▸ Text:
*-*-*

In September 2017, Roem posted a web video entitled "Inspire", criticizing her opponent's refusal to debate her or to refer to her as a woman. In the video, she says "There are millions of transgender people in the country, and we all deserve representation in government."

In October 2017, Roem's campaign received reports that residents of her district were receiving anti-transgender robocalls. Roem said the calls were being made by the American Principles Project, which has circulated a petition to "Stop Transgender Medical Experimentation on Children". Also in October 2017, the Republican Party of Virginia mailed campaign fliers attacking comments Roem made during a September radio interview. Although the fliers, approved by Roem's opponent, used male pronouns to refer to Roem, the party's executive director dismissed the idea that they were attacking Roem's gender identity.

*-*-*

▸ Records shown:
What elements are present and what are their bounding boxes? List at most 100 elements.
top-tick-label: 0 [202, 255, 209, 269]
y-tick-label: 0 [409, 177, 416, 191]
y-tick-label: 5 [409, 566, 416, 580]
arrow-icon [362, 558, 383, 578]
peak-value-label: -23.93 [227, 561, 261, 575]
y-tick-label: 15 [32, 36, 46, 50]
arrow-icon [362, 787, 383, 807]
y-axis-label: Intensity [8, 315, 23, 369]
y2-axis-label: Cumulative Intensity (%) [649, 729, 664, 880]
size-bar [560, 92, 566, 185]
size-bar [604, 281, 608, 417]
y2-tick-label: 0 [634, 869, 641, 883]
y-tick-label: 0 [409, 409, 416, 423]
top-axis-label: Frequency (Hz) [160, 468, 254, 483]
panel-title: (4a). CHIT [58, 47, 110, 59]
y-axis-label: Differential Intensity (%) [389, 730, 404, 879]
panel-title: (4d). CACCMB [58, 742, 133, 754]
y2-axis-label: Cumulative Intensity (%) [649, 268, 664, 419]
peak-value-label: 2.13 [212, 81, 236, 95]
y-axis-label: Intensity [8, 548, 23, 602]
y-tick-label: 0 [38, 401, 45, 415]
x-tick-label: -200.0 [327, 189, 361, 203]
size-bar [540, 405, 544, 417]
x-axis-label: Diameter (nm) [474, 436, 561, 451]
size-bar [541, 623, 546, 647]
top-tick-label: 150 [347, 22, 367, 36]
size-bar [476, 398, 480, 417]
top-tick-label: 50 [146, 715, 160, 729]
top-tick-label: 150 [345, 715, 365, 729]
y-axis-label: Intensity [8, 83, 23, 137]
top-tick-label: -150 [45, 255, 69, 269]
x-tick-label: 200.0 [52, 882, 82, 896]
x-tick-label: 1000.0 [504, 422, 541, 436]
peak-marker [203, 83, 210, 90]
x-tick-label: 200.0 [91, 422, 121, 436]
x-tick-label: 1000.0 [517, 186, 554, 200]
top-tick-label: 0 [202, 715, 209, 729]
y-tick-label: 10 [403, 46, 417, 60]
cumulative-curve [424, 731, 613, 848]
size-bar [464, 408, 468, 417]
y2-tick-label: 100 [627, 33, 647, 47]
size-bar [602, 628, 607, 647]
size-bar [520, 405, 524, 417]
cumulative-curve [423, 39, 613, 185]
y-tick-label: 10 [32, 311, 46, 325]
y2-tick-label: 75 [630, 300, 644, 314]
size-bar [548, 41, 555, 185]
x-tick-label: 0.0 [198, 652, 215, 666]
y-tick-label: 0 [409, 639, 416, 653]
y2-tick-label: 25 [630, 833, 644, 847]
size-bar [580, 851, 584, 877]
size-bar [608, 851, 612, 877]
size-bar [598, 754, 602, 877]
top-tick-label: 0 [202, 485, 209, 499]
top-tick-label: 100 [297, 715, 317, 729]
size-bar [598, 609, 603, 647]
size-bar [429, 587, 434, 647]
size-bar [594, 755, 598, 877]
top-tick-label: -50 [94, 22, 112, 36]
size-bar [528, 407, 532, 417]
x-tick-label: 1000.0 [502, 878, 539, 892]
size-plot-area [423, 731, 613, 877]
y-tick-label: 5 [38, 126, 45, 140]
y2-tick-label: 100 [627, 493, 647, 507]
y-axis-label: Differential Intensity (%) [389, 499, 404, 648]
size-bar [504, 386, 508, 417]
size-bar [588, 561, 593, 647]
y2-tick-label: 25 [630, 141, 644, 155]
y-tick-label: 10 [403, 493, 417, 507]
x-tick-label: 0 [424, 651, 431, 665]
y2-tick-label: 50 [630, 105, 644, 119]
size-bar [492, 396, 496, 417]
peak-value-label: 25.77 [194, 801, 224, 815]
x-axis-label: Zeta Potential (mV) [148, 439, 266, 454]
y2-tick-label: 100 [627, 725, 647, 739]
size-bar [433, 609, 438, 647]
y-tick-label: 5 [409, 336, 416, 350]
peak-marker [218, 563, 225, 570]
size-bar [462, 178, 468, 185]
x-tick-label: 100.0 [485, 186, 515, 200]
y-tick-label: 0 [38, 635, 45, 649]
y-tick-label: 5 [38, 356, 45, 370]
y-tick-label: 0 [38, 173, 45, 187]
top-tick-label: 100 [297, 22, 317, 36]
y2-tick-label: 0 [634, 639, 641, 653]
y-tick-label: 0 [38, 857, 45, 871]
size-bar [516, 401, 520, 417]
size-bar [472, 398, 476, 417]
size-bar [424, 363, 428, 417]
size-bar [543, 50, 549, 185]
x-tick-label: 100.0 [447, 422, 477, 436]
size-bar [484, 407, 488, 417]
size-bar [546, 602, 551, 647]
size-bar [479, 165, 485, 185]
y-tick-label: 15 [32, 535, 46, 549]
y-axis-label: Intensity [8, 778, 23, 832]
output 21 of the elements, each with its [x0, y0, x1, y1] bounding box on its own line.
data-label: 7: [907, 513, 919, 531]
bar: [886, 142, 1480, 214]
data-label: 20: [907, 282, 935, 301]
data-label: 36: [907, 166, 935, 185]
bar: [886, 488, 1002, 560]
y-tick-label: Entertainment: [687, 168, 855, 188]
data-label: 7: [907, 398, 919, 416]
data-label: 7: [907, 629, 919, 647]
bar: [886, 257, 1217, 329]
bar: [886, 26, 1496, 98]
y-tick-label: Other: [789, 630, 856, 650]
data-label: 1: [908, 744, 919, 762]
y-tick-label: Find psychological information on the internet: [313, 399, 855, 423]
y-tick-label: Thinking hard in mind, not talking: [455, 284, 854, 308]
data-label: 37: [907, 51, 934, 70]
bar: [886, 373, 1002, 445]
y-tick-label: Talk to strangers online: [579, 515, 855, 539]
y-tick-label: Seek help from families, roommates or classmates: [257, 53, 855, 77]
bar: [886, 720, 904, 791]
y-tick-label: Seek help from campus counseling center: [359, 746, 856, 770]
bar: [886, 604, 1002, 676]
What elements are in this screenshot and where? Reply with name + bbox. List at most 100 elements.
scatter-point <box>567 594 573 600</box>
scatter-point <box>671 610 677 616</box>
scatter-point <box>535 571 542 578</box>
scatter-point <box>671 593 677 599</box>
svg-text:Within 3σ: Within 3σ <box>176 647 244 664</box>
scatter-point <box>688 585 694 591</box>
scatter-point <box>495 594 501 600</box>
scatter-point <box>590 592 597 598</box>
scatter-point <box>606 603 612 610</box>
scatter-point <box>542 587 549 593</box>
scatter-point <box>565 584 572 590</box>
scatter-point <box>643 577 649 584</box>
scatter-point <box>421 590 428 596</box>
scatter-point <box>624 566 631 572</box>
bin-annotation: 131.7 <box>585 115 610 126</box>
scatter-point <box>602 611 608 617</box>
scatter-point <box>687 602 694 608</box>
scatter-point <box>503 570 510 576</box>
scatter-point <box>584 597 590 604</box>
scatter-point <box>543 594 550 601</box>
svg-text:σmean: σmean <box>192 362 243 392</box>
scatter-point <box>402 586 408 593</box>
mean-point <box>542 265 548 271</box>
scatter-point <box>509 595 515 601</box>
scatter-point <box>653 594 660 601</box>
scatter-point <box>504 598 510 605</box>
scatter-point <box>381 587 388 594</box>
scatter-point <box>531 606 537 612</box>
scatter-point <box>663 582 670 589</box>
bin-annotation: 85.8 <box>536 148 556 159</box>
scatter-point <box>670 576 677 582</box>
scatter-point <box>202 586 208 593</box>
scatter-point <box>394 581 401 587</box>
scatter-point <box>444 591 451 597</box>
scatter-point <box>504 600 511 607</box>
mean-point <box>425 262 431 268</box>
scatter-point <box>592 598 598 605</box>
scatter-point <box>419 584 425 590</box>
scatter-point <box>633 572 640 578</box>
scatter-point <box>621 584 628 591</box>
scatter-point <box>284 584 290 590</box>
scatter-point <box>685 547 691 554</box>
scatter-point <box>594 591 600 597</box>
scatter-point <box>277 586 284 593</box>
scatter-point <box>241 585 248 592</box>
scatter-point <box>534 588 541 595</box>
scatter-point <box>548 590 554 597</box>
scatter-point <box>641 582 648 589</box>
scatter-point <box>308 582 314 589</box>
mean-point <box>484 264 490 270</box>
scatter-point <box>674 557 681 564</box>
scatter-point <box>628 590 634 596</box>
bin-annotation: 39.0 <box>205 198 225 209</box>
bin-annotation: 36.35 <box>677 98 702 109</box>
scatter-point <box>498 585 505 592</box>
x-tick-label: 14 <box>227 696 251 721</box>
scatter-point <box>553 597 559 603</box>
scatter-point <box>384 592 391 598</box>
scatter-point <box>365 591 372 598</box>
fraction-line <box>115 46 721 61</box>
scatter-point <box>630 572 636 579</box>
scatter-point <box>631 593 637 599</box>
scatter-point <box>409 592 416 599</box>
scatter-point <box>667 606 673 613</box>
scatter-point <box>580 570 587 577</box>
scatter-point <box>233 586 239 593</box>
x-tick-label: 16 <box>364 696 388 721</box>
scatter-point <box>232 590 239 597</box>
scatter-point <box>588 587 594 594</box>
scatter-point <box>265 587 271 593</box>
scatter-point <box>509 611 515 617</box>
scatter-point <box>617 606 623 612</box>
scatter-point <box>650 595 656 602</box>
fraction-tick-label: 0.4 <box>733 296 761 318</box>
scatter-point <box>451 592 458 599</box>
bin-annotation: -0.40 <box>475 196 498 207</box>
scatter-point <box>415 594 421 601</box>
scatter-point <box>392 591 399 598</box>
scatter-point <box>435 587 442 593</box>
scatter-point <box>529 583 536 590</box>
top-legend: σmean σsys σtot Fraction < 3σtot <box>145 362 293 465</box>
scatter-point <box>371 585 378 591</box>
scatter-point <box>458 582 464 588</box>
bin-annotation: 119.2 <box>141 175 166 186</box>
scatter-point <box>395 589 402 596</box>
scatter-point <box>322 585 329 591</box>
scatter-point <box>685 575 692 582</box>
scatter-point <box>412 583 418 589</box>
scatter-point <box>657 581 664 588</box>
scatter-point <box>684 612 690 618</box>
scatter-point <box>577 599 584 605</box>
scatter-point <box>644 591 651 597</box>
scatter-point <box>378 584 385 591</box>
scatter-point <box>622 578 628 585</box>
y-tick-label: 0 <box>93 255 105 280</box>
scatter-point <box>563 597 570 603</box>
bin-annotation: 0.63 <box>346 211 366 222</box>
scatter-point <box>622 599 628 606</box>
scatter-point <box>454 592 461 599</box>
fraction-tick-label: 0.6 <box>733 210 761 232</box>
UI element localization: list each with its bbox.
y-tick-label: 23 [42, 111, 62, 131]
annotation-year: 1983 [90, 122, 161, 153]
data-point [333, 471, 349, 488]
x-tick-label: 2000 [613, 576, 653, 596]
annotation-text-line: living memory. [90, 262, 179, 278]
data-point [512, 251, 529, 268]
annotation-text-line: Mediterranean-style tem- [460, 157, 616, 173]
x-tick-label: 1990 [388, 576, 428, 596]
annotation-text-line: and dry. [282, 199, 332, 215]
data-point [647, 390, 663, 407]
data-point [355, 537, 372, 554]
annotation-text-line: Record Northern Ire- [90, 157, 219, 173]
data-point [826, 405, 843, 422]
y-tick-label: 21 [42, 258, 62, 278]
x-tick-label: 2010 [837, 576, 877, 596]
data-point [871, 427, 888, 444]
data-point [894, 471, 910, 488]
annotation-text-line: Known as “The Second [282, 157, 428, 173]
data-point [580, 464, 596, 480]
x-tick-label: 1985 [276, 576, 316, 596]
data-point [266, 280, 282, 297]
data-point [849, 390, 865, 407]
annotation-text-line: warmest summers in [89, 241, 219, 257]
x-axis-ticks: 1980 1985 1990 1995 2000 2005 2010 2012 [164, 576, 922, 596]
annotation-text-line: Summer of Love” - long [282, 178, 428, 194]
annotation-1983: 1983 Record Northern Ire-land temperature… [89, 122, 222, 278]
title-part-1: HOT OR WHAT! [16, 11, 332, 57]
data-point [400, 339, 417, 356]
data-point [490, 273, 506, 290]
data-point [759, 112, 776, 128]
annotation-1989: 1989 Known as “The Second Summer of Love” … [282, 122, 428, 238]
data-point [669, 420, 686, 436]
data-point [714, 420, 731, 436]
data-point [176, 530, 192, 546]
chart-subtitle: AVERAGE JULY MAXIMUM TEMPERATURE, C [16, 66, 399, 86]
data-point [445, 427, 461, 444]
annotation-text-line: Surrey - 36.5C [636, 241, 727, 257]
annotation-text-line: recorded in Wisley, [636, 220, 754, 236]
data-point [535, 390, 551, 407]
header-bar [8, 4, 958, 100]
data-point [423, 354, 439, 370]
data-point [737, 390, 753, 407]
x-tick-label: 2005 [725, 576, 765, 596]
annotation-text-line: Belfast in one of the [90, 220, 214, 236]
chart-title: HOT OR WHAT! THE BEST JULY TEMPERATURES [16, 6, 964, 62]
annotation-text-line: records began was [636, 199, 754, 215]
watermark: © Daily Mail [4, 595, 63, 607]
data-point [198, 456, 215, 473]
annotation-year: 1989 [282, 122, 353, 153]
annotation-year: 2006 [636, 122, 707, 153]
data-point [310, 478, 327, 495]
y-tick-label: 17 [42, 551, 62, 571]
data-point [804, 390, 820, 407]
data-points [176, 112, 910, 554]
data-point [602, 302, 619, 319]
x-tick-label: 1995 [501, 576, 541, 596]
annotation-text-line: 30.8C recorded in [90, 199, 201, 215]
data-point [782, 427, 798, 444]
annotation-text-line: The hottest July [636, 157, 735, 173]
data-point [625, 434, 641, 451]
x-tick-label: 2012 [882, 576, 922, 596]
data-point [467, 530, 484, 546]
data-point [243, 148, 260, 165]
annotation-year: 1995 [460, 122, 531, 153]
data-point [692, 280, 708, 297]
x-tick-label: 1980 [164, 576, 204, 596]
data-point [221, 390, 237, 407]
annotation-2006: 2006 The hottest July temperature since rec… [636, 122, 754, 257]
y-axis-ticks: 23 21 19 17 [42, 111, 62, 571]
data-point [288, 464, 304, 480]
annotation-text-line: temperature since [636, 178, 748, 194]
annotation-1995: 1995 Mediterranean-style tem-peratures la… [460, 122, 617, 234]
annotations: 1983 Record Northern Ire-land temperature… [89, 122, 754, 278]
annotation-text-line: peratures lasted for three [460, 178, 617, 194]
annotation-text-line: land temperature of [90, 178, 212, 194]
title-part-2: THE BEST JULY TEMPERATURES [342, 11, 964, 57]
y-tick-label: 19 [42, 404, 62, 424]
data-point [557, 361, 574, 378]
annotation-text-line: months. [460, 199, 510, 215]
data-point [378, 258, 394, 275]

*-*-*

▸ Task goal: Please copy out the full text about Roem's 2017 campaign word for word.

▸ Response below:
In September 2017, Roem posted a web video entitled "Inspire", criticizing her opponent's refusal to debate her or to refer to her as a woman. In the video, she says "There are millions of transgender people in the country, and we all deserve representation in government."

In October 2017, Roem's campaign received reports that residents of her district were receiving anti-transgender robocalls. Roem said the calls were being made by the American Principles Project, which has circulated a petition to "Stop Transgender Medical Experimentation on Children". Also in October 2017, the Republican Party of Virginia mailed campaign fliers attacking comments Roem made during a September radio interview. Although the fliers, approved by Roem's opponent, used male pronouns to refer to Roem, the party's executive director dismissed the idea that they were attacking Roem's gender identity.